---------- Extracted data ----------

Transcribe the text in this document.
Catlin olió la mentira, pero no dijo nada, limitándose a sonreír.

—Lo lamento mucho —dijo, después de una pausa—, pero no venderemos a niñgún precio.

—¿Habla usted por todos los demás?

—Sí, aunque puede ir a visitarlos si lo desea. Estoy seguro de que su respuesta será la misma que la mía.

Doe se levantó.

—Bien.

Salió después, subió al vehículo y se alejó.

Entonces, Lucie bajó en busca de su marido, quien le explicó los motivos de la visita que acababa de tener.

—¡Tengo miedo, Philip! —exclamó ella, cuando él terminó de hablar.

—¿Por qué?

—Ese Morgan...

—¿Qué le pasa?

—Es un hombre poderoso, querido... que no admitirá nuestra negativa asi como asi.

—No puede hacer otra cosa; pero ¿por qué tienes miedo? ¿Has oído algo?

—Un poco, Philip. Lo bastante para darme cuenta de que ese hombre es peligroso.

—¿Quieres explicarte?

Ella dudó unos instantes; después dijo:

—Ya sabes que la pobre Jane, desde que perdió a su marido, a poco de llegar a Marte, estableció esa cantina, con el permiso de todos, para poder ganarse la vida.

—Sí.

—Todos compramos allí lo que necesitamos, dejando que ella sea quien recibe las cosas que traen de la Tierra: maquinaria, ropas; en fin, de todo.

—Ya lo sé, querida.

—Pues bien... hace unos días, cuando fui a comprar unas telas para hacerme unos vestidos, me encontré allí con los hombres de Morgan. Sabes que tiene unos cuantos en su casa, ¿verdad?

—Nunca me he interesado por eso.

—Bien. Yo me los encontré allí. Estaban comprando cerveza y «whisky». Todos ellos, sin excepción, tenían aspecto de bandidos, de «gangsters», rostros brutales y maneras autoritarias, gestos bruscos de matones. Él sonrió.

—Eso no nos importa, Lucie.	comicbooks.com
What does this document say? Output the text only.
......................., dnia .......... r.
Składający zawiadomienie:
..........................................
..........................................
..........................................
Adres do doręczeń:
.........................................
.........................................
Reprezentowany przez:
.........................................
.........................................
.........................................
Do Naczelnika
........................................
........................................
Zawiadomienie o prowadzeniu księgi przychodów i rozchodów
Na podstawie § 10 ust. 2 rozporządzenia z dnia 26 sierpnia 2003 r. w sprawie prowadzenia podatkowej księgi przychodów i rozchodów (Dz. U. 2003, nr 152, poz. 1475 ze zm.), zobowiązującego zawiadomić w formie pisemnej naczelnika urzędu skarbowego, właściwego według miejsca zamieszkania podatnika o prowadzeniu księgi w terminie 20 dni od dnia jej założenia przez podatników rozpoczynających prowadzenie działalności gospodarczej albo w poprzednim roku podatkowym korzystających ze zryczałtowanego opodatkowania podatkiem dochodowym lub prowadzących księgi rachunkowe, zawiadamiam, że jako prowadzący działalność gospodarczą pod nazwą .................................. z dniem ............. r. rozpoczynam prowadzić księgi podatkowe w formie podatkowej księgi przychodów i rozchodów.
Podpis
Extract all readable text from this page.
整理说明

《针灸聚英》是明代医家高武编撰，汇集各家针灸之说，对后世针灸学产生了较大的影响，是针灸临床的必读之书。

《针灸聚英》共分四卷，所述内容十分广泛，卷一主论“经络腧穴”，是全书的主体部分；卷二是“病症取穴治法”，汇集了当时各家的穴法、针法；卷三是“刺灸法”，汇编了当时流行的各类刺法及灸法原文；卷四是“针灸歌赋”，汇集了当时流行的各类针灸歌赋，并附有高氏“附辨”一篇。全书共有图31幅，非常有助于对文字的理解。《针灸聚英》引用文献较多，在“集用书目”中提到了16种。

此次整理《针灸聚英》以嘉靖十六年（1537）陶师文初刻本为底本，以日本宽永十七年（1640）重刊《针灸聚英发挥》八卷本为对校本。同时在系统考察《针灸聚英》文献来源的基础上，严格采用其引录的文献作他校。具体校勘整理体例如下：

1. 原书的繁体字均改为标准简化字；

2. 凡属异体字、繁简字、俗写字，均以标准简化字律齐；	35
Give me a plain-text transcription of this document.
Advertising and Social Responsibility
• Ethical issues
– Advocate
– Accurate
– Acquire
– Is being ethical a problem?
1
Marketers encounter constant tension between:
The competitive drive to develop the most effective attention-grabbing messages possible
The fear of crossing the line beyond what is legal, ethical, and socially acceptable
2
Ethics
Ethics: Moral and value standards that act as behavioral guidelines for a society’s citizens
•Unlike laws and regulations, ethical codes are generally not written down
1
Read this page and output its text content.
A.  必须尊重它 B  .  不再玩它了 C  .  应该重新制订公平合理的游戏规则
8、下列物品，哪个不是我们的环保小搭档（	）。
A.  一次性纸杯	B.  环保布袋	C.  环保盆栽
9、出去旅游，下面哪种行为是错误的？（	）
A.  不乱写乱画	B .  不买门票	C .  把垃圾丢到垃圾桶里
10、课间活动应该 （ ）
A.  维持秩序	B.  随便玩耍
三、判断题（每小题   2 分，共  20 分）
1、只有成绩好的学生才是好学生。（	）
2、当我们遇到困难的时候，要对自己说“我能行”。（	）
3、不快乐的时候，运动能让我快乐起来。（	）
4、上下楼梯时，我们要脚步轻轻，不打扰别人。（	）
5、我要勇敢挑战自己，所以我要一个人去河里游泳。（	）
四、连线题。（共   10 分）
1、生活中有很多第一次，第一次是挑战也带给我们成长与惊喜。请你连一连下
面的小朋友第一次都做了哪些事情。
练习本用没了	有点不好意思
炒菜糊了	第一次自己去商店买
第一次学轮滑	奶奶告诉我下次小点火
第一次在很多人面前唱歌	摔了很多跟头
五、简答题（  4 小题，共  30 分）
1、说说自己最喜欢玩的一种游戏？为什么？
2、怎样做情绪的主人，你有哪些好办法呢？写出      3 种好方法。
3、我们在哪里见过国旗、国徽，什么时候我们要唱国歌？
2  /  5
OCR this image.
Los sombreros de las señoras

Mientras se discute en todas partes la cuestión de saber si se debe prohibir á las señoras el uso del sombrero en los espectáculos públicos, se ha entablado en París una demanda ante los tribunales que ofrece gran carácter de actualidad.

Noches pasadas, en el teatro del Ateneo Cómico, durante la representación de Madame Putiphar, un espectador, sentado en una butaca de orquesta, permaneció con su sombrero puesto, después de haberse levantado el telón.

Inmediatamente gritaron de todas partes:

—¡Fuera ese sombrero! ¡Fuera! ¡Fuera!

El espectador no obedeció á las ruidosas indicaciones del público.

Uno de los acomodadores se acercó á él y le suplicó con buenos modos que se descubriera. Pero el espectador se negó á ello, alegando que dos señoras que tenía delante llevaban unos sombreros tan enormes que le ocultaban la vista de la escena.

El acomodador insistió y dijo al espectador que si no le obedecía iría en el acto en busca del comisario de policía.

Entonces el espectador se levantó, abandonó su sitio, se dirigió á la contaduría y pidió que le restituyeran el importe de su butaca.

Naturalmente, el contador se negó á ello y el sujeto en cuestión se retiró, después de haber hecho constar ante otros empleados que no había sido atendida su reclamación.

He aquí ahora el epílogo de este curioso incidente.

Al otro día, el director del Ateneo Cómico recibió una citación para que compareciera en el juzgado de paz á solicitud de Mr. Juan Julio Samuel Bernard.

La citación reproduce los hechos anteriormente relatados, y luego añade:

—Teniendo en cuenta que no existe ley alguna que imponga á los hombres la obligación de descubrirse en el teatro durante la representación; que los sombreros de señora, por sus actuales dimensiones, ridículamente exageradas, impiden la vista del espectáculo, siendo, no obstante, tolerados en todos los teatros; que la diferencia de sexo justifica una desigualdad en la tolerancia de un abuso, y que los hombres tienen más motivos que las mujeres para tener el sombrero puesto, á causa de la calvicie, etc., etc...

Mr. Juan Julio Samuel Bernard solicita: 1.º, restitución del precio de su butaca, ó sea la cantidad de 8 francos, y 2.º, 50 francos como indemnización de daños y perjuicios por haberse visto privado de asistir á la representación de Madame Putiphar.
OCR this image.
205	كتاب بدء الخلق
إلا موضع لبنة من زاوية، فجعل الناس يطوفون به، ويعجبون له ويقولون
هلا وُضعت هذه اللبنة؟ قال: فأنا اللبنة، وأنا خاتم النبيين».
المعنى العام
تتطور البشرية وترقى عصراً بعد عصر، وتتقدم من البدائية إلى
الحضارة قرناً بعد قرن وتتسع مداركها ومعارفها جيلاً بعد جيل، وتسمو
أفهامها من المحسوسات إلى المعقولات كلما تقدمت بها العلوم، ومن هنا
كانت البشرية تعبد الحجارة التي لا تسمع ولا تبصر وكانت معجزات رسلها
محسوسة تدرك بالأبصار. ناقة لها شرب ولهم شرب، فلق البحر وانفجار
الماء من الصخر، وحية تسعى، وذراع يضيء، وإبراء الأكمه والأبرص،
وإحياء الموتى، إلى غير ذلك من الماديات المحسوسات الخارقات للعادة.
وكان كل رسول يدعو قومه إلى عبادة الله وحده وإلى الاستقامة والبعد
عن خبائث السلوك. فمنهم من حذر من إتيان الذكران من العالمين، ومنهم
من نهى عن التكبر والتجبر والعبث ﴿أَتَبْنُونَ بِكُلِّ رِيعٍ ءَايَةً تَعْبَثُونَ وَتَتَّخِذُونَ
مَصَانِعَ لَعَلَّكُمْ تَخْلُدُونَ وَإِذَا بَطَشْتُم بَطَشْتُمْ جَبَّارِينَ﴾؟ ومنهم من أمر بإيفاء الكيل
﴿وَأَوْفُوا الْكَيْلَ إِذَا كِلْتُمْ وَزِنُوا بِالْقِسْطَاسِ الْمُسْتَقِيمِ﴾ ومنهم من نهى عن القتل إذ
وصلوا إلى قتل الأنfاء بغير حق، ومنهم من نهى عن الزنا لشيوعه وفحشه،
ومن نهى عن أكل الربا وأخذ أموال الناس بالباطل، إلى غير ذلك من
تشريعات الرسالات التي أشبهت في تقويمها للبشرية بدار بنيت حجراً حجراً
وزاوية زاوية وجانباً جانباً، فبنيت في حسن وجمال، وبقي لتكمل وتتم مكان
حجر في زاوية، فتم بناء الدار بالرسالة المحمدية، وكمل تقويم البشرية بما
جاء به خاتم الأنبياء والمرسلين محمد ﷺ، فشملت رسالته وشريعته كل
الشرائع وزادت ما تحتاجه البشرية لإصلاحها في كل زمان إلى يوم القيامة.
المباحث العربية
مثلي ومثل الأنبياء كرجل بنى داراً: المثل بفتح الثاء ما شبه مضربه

----------

To be done >> Which lines hold the word "poco"? Copy all of them.

Expected output >>
—Un poco, Philip. Lo bastante para darme cuenta de que ese hombre es peligroso.
—Ya sabes que la pobre Jane, desde que perdió a su marido, a poco de llegar a Marte, estableció esa cantina, con el permiso de todos, para poder ganarse la vida.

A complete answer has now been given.